### Exercise task
Below are some records. Pull every line that contains the word "sont".
-------- Supplied records --------
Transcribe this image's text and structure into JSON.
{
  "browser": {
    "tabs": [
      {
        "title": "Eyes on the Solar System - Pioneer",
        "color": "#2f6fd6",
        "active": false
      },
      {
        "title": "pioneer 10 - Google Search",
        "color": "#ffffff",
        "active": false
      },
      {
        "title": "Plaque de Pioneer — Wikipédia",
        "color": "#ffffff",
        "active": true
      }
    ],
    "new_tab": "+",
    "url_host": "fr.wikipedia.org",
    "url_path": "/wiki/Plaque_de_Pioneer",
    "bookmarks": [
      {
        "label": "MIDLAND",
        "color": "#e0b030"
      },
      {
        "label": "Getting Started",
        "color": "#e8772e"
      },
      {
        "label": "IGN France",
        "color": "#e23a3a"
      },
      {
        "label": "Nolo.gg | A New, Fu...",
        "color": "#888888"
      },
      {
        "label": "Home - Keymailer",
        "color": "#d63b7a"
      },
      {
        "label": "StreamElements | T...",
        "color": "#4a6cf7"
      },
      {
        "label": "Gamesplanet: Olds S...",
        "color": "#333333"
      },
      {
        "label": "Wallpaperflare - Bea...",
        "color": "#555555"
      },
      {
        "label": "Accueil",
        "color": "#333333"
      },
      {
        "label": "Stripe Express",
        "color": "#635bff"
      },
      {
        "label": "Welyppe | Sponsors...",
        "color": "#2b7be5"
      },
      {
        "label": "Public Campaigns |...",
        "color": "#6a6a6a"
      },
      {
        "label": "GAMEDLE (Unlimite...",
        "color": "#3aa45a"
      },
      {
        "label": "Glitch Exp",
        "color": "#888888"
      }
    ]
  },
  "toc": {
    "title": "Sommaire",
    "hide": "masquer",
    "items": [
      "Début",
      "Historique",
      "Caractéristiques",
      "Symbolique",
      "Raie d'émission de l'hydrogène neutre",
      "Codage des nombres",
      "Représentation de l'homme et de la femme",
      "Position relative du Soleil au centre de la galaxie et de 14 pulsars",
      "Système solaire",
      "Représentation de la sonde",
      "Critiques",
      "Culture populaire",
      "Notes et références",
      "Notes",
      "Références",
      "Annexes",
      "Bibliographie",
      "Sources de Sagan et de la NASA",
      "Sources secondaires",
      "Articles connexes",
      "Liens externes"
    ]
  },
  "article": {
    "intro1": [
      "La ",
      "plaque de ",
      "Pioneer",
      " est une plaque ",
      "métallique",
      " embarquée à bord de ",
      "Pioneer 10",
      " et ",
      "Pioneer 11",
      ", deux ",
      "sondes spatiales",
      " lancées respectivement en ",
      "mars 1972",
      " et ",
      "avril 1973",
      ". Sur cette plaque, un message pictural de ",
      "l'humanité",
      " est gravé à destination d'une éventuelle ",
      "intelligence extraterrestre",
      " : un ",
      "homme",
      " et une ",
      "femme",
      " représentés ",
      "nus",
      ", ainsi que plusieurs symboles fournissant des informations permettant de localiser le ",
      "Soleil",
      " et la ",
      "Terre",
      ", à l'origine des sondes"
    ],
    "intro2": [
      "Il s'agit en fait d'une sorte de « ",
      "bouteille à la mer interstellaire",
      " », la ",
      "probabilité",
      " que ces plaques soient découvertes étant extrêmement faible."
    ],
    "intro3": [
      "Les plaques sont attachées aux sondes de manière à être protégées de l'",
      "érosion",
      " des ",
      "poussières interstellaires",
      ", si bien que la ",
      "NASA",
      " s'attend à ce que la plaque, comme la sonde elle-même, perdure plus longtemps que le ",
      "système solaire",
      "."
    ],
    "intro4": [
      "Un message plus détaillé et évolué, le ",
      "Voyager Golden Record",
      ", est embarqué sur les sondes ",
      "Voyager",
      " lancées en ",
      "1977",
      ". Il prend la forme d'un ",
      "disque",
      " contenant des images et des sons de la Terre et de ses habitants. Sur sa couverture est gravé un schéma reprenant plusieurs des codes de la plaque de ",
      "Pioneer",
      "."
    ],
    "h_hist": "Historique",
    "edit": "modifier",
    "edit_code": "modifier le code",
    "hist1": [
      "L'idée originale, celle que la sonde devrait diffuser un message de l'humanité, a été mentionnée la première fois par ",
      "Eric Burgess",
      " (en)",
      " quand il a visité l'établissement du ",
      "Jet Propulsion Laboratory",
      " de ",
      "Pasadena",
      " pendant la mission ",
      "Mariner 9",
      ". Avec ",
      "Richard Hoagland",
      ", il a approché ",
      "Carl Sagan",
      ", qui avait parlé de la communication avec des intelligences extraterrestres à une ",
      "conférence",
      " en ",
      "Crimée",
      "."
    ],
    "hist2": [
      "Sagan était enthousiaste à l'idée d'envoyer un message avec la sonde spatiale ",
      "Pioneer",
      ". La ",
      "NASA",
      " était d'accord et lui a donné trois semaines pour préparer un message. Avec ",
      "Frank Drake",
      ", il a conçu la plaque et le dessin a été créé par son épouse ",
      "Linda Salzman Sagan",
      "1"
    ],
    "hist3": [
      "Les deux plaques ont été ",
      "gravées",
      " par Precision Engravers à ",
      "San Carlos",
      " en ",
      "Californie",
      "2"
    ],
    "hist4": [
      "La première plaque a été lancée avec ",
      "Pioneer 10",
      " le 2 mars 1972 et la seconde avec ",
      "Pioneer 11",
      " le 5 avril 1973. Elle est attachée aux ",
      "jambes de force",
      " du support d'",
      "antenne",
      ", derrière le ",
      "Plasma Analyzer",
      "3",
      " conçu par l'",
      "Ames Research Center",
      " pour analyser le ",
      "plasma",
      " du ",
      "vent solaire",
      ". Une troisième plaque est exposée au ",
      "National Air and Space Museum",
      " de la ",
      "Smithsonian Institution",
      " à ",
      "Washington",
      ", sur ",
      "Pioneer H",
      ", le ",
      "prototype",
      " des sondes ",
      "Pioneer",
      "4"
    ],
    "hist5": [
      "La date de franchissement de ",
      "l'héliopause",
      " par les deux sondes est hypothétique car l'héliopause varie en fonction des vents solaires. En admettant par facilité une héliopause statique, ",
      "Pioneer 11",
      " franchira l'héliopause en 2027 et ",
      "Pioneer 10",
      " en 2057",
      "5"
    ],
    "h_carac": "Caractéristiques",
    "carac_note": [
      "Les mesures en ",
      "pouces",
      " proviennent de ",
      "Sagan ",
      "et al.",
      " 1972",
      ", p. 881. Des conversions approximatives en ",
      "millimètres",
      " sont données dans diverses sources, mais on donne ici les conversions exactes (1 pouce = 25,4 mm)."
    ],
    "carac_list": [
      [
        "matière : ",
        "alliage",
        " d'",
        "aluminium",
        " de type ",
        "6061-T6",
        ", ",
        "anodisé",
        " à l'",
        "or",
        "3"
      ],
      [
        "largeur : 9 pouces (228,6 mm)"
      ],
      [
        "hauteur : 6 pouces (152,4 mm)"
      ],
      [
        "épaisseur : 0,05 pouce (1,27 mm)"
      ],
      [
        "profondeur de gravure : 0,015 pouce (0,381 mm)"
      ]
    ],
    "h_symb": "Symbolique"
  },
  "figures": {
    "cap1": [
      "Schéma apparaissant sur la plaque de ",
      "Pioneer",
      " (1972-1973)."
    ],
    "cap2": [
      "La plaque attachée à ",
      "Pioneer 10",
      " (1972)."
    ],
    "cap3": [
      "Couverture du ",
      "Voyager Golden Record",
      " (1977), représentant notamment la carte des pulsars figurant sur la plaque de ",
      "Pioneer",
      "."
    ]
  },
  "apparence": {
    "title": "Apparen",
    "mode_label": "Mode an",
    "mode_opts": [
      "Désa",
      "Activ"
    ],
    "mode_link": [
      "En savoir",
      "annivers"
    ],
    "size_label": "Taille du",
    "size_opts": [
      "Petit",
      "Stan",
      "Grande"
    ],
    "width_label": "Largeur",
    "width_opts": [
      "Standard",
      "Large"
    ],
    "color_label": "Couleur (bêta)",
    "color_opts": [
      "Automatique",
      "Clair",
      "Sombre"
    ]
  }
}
--------
### Result of this exercise
      "Les plaques sont attachées aux sondes de manière à être protégées de l'",
      " sont données dans diverses sources, mais on donne ici les conversions exactes (1 pouce = 25,4 mm)."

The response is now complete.